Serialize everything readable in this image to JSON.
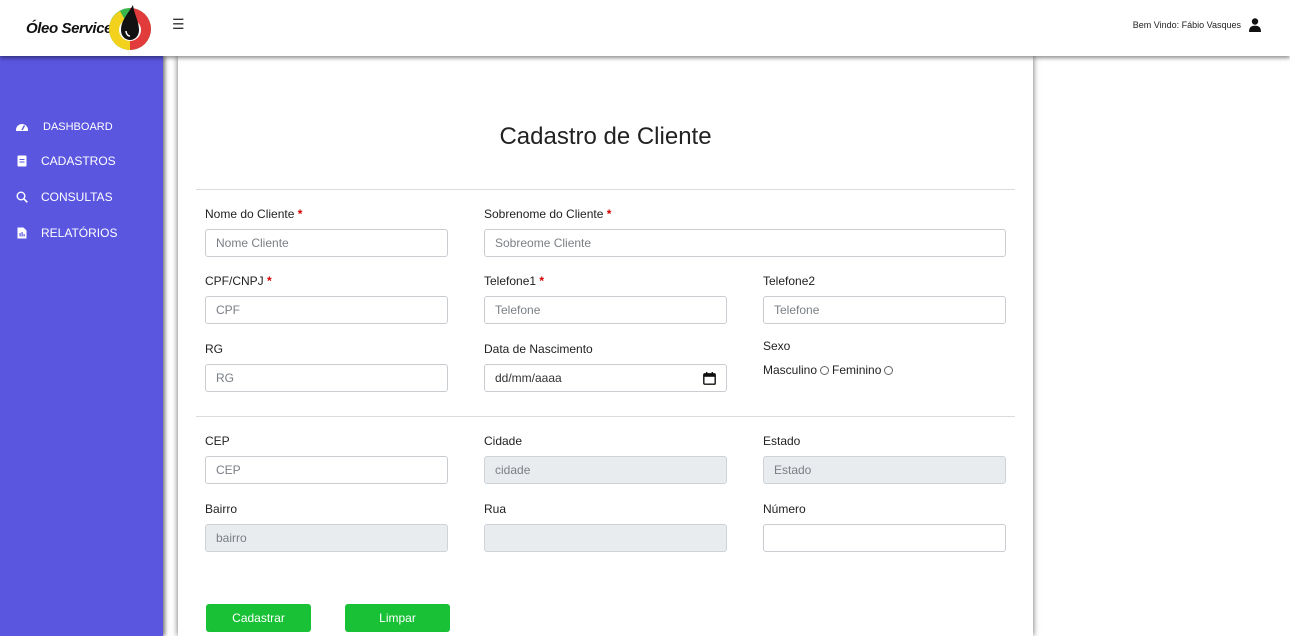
{
  "header": {
    "brand": "Óleo Service",
    "menu_icon": "☰",
    "welcome": "Bem Vindo: Fábio Vasques",
    "brand_colors": [
      "#f2d21c",
      "#e23b3b",
      "#3ab54a",
      "#111111"
    ]
  },
  "sidebar": {
    "background": "#5a56e0",
    "items": [
      {
        "label": "DASHBOARD",
        "icon": "dashboard-icon"
      },
      {
        "label": "CADASTROS",
        "icon": "document-icon"
      },
      {
        "label": "CONSULTAS",
        "icon": "search-icon"
      },
      {
        "label": "RELATÓRIOS",
        "icon": "report-icon"
      }
    ]
  },
  "form": {
    "title": "Cadastro de Cliente",
    "required_mark": "*",
    "nome": {
      "label": "Nome do Cliente",
      "placeholder": "Nome Cliente"
    },
    "sobrenome": {
      "label": "Sobrenome do Cliente",
      "placeholder": "Sobreome Cliente"
    },
    "cpf": {
      "label": "CPF/CNPJ",
      "placeholder": "CPF"
    },
    "telefone1": {
      "label": "Telefone1",
      "placeholder": "Telefone"
    },
    "telefone2": {
      "label": "Telefone2",
      "placeholder": "Telefone"
    },
    "rg": {
      "label": "RG",
      "placeholder": "RG"
    },
    "nascimento": {
      "label": "Data de Nascimento",
      "placeholder": "dd/mm/aaaa"
    },
    "sexo": {
      "label": "Sexo",
      "option_male": "Masculino",
      "option_female": "Feminino"
    },
    "cep": {
      "label": "CEP",
      "placeholder": "CEP"
    },
    "cidade": {
      "label": "Cidade",
      "placeholder": "cidade"
    },
    "estado": {
      "label": "Estado",
      "placeholder": "Estado"
    },
    "bairro": {
      "label": "Bairro",
      "placeholder": "bairro"
    },
    "rua": {
      "label": "Rua",
      "placeholder": ""
    },
    "numero": {
      "label": "Número",
      "placeholder": ""
    },
    "buttons": {
      "submit": "Cadastrar",
      "clear": "Limpar",
      "color": "#18c136"
    }
  }
}
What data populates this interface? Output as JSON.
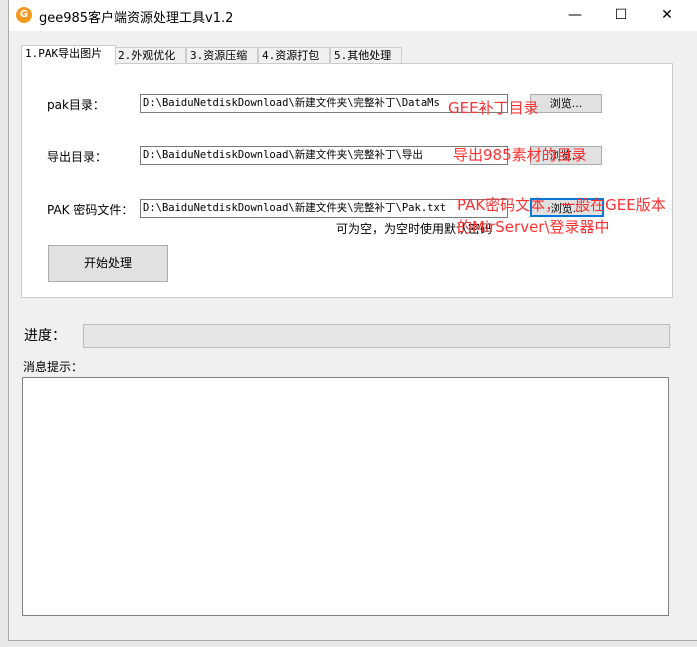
{
  "window": {
    "title": "gee985客户端资源处理工具v1.2",
    "minimize": "—",
    "maximize": "☐",
    "close": "✕"
  },
  "tabs": [
    {
      "label": "1.PAK导出图片"
    },
    {
      "label": "2.外观优化"
    },
    {
      "label": "3.资源压缩"
    },
    {
      "label": "4.资源打包"
    },
    {
      "label": "5.其他处理"
    }
  ],
  "form": {
    "pak_dir": {
      "label": "pak目录：",
      "value": "D:\\BaiduNetdiskDownload\\新建文件夹\\完整补丁\\DataMs",
      "browse": "浏览..."
    },
    "export_dir": {
      "label": "导出目录：",
      "value": "D:\\BaiduNetdiskDownload\\新建文件夹\\完整补丁\\导出",
      "browse": "浏览..."
    },
    "pak_pwd": {
      "label": "PAK 密码文件：",
      "value": "D:\\BaiduNetdiskDownload\\新建文件夹\\完整补丁\\Pak.txt",
      "browse": "浏览..."
    },
    "hint": "可为空，为空时使用默认密码",
    "start": "开始处理"
  },
  "annotations": {
    "a1": "GEE补丁目录",
    "a2": "导出985素材的目录",
    "a3": "PAK密码文本，一般在GEE版本",
    "a4": "的MirServer\\登录器中",
    "color": "#ff3030"
  },
  "progress": {
    "label": "进度：",
    "value": 0
  },
  "messages": {
    "label": "消息提示：",
    "content": ""
  }
}
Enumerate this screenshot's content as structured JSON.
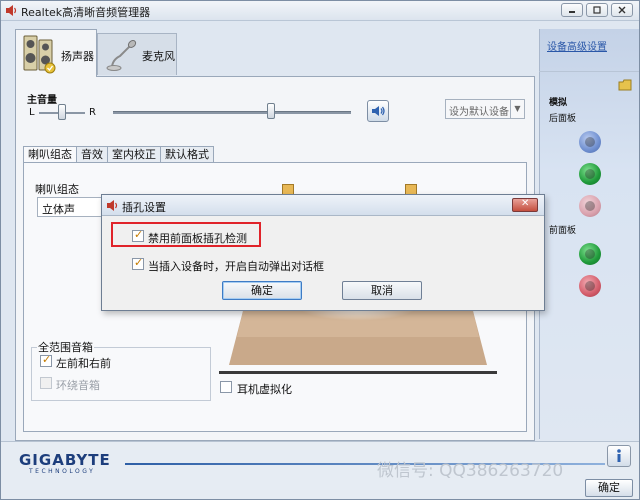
{
  "window": {
    "title": "Realtek高清晰音频管理器",
    "buttons": [
      "minimize",
      "restore",
      "close"
    ]
  },
  "device_tabs": [
    {
      "label": "扬声器",
      "active": true,
      "icon": "speaker-icon"
    },
    {
      "label": "麦克风",
      "active": false,
      "icon": "microphone-icon"
    }
  ],
  "volume": {
    "label": "主音量",
    "left": "L",
    "right": "R",
    "mute_icon": "speaker-volume-icon",
    "default_device": "设为默认设备"
  },
  "sub_tabs": [
    "喇叭组态",
    "音效",
    "室内校正",
    "默认格式"
  ],
  "speaker_config": {
    "label": "喇叭组态",
    "value": "立体声"
  },
  "full_range": {
    "label": "全范围音箱",
    "options": [
      {
        "label": "左前和右前",
        "checked": true,
        "enabled": true
      },
      {
        "label": "环绕音箱",
        "checked": false,
        "enabled": false
      }
    ]
  },
  "headphone_virtualization": {
    "label": "耳机虚拟化",
    "checked": false
  },
  "side_panel": {
    "advanced_link": "设备高级设置",
    "analog_label": "模拟",
    "rear_label": "后面板",
    "front_label": "前面板",
    "rear_jacks": [
      "blue",
      "green",
      "pink"
    ],
    "front_jacks": [
      "green",
      "pink"
    ]
  },
  "dialog": {
    "title": "插孔设置",
    "option1": "禁用前面板插孔检测",
    "option1_checked": true,
    "option2": "当插入设备时，开启自动弹出对话框",
    "option2_checked": true,
    "ok": "确定",
    "cancel": "取消"
  },
  "footer": {
    "brand": "GIGABYTE",
    "brand_sub": "TECHNOLOGY",
    "ok": "确定",
    "watermark": "微信号: QQ386263720"
  },
  "colors": {
    "accent": "#2a57a8",
    "highlight": "#e0232a",
    "jack_blue": "#6f8fd0",
    "jack_green": "#1f9a3a",
    "jack_pink": "#d9a1ad",
    "front_pink": "#d35c6a"
  }
}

···

- Set task -
Write out the listing above exactly as it stands, pictures excluded.

- Final result -
Serialize everything readable in this image to JSON.
{
  "header": {
    "brand": "Óleo Service",
    "menu_icon": "☰",
    "welcome": "Bem Vindo: Fábio Vasques",
    "brand_colors": [
      "#f2d21c",
      "#e23b3b",
      "#3ab54a",
      "#111111"
    ]
  },
  "sidebar": {
    "background": "#5a56e0",
    "items": [
      {
        "label": "DASHBOARD",
        "icon": "dashboard-icon"
      },
      {
        "label": "CADASTROS",
        "icon": "document-icon"
      },
      {
        "label": "CONSULTAS",
        "icon": "search-icon"
      },
      {
        "label": "RELATÓRIOS",
        "icon": "report-icon"
      }
    ]
  },
  "form": {
    "title": "Cadastro de Cliente",
    "required_mark": "*",
    "nome": {
      "label": "Nome do Cliente",
      "placeholder": "Nome Cliente"
    },
    "sobrenome": {
      "label": "Sobrenome do Cliente",
      "placeholder": "Sobreome Cliente"
    },
    "cpf": {
      "label": "CPF/CNPJ",
      "placeholder": "CPF"
    },
    "telefone1": {
      "label": "Telefone1",
      "placeholder": "Telefone"
    },
    "telefone2": {
      "label": "Telefone2",
      "placeholder": "Telefone"
    },
    "rg": {
      "label": "RG",
      "placeholder": "RG"
    },
    "nascimento": {
      "label": "Data de Nascimento",
      "placeholder": "dd/mm/aaaa"
    },
    "sexo": {
      "label": "Sexo",
      "option_male": "Masculino",
      "option_female": "Feminino"
    },
    "cep": {
      "label": "CEP",
      "placeholder": "CEP"
    },
    "cidade": {
      "label": "Cidade",
      "placeholder": "cidade"
    },
    "estado": {
      "label": "Estado",
      "placeholder": "Estado"
    },
    "bairro": {
      "label": "Bairro",
      "placeholder": "bairro"
    },
    "rua": {
      "label": "Rua",
      "placeholder": ""
    },
    "numero": {
      "label": "Número",
      "placeholder": ""
    },
    "buttons": {
      "submit": "Cadastrar",
      "clear": "Limpar",
      "color": "#18c136"
    }
  }
}
What data populates this interface? Output as JSON.
{
  "window": {
    "title": "gee985客户端资源处理工具v1.2",
    "minimize": "—",
    "maximize": "☐",
    "close": "✕"
  },
  "tabs": [
    {
      "label": "1.PAK导出图片"
    },
    {
      "label": "2.外观优化"
    },
    {
      "label": "3.资源压缩"
    },
    {
      "label": "4.资源打包"
    },
    {
      "label": "5.其他处理"
    }
  ],
  "form": {
    "pak_dir": {
      "label": "pak目录：",
      "value": "D:\\BaiduNetdiskDownload\\新建文件夹\\完整补丁\\DataMs",
      "browse": "浏览..."
    },
    "export_dir": {
      "label": "导出目录：",
      "value": "D:\\BaiduNetdiskDownload\\新建文件夹\\完整补丁\\导出",
      "browse": "浏览..."
    },
    "pak_pwd": {
      "label": "PAK 密码文件：",
      "value": "D:\\BaiduNetdiskDownload\\新建文件夹\\完整补丁\\Pak.txt",
      "browse": "浏览..."
    },
    "hint": "可为空，为空时使用默认密码",
    "start": "开始处理"
  },
  "annotations": {
    "a1": "GEE补丁目录",
    "a2": "导出985素材的目录",
    "a3": "PAK密码文本，一般在GEE版本",
    "a4": "的MirServer\\登录器中",
    "color": "#ff3030"
  },
  "progress": {
    "label": "进度：",
    "value": 0
  },
  "messages": {
    "label": "消息提示：",
    "content": ""
  }
}
Enumerate this screenshot's content as structured JSON.
{
  "window": {
    "title": "Realtek高清晰音频管理器",
    "buttons": [
      "minimize",
      "restore",
      "close"
    ]
  },
  "device_tabs": [
    {
      "label": "扬声器",
      "active": true,
      "icon": "speaker-icon"
    },
    {
      "label": "麦克风",
      "active": false,
      "icon": "microphone-icon"
    }
  ],
  "volume": {
    "label": "主音量",
    "left": "L",
    "right": "R",
    "mute_icon": "speaker-volume-icon",
    "default_device": "设为默认设备"
  },
  "sub_tabs": [
    "喇叭组态",
    "音效",
    "室内校正",
    "默认格式"
  ],
  "speaker_config": {
    "label": "喇叭组态",
    "value": "立体声"
  },
  "full_range": {
    "label": "全范围音箱",
    "options": [
      {
        "label": "左前和右前",
        "checked": true,
        "enabled": true
      },
      {
        "label": "环绕音箱",
        "checked": false,
        "enabled": false
      }
    ]
  },
  "headphone_virtualization": {
    "label": "耳机虚拟化",
    "checked": false
  },
  "side_panel": {
    "advanced_link": "设备高级设置",
    "analog_label": "模拟",
    "rear_label": "后面板",
    "front_label": "前面板",
    "rear_jacks": [
      "blue",
      "green",
      "pink"
    ],
    "front_jacks": [
      "green",
      "pink"
    ]
  },
  "dialog": {
    "title": "插孔设置",
    "option1": "禁用前面板插孔检测",
    "option1_checked": true,
    "option2": "当插入设备时，开启自动弹出对话框",
    "option2_checked": true,
    "ok": "确定",
    "cancel": "取消"
  },
  "footer": {
    "brand": "GIGABYTE",
    "brand_sub": "TECHNOLOGY",
    "ok": "确定",
    "watermark": "微信号: QQ386263720"
  },
  "colors": {
    "accent": "#2a57a8",
    "highlight": "#e0232a",
    "jack_blue": "#6f8fd0",
    "jack_green": "#1f9a3a",
    "jack_pink": "#d9a1ad",
    "front_pink": "#d35c6a"
  }
}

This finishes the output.